_Directions_
1) In the chapter opening on Francis and Clare, write out everything from "In time, the" down to "the fourteenth century.", substituting "foundation" for "seedbed".
2) Please answer these questions from the chapter opening on Francis and Clare:
(a) What three issues does the foundation of the spiritual vision of Francis and Clare center on?
(b) Who began to develop the Franciscan tradition in a scholarly way?
(c) What does the Franciscan moral vision emphasize?

# Start of Passage given

PART I
1
THE CENTER OF THE SPIRITUAL VISION
OF FRANCIS AND CLARE:
THE PROFOUND RELATIONSHIP
BETWEEN GOD AND CREATION
KENAN B. OSBORNE, O.F.M.
The Franciscan moral vision
emphasizes a dynamic realization
of creative and loving freedom in response to God’s love.
The goal of this opening chapter can be stated in a simple way: to describe the spiritual vision of Francis and Clare. The foundation of their spiritual vision centers on three issues: the Triune God, the created world, and the profound relationship between the Triune God and creation. It was through this relational approach between God and creature that both Francis and Clare viewed the incarnation of the Logos in Jesus, the presence of the Spirit of God throughout all of creation, the blessing of the church, and the morally correct way of Christian living.
In time, the spiritual vision of Francis and Clare became the seedbed of the Franciscan intellectual tradition.1 Their spiritual insight into the relationship of created reality and the beauty of God gave rise to the Franciscan tradition, which Alexander of Hales, Bonaventure of Bagnoregio, and John Duns Scotus began to develop in a scholarly way during the thirteenth century and the beginning of the fourteenth century.

# End of Passage given
# Start of Record extracts

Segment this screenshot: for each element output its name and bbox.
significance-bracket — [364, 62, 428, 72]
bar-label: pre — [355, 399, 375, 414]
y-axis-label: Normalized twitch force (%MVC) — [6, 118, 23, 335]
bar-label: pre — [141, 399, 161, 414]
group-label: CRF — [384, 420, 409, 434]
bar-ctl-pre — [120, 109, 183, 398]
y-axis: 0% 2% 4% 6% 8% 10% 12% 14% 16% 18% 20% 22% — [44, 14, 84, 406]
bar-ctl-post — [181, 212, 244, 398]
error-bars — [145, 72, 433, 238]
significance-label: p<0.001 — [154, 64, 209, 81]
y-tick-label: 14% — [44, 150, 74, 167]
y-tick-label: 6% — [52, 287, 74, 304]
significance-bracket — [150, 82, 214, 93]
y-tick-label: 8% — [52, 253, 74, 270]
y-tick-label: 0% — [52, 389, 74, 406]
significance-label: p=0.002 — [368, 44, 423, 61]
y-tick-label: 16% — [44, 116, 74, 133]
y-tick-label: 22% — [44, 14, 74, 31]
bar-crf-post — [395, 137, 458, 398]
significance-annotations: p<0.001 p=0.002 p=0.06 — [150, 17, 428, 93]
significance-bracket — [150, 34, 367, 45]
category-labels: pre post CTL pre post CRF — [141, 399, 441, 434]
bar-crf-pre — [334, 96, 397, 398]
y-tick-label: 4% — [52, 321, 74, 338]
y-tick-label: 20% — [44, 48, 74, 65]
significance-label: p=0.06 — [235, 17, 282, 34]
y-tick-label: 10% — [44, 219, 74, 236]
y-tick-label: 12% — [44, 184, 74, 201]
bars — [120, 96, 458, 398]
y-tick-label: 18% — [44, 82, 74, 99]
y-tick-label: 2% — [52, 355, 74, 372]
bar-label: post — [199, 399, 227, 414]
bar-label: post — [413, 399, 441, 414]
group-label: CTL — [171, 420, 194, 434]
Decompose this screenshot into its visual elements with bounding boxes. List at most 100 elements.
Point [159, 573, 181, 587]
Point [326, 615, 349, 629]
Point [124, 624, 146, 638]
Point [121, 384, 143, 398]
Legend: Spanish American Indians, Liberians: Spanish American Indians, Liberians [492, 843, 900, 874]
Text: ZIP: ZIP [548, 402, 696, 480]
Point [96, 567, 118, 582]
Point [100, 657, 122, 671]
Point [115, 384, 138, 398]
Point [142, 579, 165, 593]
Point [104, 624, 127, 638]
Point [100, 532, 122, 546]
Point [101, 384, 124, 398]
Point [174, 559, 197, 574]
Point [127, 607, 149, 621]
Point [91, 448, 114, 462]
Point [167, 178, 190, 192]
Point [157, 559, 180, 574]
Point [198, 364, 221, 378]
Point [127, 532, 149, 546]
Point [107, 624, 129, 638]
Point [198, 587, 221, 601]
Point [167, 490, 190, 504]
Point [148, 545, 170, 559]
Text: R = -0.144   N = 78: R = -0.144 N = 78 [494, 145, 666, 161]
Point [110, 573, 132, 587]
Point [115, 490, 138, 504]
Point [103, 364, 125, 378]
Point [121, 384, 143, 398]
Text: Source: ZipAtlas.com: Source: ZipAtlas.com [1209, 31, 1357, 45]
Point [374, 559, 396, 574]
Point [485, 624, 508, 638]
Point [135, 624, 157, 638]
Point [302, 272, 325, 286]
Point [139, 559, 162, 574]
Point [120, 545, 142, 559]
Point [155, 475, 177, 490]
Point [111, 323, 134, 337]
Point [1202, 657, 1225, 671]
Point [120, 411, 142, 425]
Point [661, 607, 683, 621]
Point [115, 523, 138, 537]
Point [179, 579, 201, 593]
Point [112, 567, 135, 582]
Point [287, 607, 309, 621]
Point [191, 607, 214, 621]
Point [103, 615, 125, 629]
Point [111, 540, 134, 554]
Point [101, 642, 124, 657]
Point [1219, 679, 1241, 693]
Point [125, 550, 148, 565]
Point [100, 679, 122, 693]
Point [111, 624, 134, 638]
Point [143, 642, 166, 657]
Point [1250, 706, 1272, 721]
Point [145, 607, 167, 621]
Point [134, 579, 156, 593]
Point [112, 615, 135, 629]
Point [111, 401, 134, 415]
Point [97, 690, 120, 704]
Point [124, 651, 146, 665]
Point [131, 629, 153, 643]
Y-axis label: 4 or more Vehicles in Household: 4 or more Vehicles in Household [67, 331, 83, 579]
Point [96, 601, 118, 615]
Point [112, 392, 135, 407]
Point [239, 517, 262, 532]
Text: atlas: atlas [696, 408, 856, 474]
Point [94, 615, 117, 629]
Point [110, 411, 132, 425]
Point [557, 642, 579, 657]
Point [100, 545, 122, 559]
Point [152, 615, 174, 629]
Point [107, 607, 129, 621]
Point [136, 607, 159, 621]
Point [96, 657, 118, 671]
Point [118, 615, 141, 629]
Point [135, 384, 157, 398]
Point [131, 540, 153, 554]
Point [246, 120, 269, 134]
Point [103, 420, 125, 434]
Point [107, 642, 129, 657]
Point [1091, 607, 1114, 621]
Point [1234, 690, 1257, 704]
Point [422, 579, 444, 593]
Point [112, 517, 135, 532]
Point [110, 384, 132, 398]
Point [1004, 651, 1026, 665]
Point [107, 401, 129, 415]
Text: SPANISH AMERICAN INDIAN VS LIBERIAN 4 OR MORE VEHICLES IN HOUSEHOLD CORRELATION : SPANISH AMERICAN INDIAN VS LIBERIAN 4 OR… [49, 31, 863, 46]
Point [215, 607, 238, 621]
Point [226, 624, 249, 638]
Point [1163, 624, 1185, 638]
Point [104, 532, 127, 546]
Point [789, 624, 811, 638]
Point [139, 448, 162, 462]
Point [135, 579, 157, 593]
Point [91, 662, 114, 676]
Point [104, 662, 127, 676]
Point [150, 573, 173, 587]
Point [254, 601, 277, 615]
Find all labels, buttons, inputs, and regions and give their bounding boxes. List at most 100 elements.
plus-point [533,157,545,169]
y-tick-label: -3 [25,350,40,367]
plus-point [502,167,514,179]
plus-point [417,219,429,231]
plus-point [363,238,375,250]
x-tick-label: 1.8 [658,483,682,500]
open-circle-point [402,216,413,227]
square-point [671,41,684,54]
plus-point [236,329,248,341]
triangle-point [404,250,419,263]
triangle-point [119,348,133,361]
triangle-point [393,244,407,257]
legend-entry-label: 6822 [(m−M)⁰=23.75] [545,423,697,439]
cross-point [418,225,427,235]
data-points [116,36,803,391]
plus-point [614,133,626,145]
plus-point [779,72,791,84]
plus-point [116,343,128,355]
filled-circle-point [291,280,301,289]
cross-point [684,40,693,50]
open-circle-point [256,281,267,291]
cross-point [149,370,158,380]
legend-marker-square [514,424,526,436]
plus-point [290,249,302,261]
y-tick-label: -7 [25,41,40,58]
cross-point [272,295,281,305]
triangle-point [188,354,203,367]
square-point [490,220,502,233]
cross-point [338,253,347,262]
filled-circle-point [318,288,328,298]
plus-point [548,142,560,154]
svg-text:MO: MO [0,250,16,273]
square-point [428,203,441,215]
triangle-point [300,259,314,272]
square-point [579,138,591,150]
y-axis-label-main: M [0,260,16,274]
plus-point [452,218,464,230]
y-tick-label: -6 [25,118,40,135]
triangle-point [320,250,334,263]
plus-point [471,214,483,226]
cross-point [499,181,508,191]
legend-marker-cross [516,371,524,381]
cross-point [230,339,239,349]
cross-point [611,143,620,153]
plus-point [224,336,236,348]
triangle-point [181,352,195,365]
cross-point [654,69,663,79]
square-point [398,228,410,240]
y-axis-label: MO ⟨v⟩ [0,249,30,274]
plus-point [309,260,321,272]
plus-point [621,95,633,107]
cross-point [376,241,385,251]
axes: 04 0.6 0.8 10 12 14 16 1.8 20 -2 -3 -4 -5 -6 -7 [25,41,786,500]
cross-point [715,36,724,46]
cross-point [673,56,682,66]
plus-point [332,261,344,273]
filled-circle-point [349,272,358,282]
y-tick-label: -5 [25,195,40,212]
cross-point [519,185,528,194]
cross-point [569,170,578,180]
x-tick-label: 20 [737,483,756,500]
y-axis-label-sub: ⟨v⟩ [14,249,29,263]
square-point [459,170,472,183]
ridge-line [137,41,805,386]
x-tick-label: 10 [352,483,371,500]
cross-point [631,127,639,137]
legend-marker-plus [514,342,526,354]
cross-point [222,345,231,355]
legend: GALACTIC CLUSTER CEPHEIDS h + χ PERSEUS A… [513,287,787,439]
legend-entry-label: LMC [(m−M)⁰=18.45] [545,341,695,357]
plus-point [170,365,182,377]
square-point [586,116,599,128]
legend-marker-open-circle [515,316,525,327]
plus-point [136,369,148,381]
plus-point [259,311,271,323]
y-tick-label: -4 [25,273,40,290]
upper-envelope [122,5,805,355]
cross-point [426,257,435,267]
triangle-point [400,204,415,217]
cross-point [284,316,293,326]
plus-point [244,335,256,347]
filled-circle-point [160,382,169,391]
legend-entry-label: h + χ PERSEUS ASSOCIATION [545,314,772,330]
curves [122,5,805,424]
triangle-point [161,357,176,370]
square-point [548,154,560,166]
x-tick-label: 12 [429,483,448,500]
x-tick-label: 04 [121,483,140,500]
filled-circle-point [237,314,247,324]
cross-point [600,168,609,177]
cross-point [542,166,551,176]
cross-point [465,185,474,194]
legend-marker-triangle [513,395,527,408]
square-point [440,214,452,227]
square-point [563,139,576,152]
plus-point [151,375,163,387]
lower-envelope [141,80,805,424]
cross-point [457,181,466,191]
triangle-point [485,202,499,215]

# End of Record extracts

_Per-task answers_
1)
In time, the spiritual vision of Francis and Clare became the foundation of the Franciscan intellectual tradition.1 Their spiritual insight into the relationship of created reality and the beauty of God gave rise to the Franciscan tradition, which Alexander of Hales, Bonaventure of Bagnoregio, and John Duns Scotus began to develop in a scholarly way during the thirteenth century and the beginning of the fourteenth century.

2)
(a) The Triune God, the created world, and the profound relationship between the Triune God and creation.
(b) Alexander of Hales, Bonaventure of Bagnoregio, and John Duns Scotus.
(c) A dynamic realization of creative and loving freedom in response to God's love.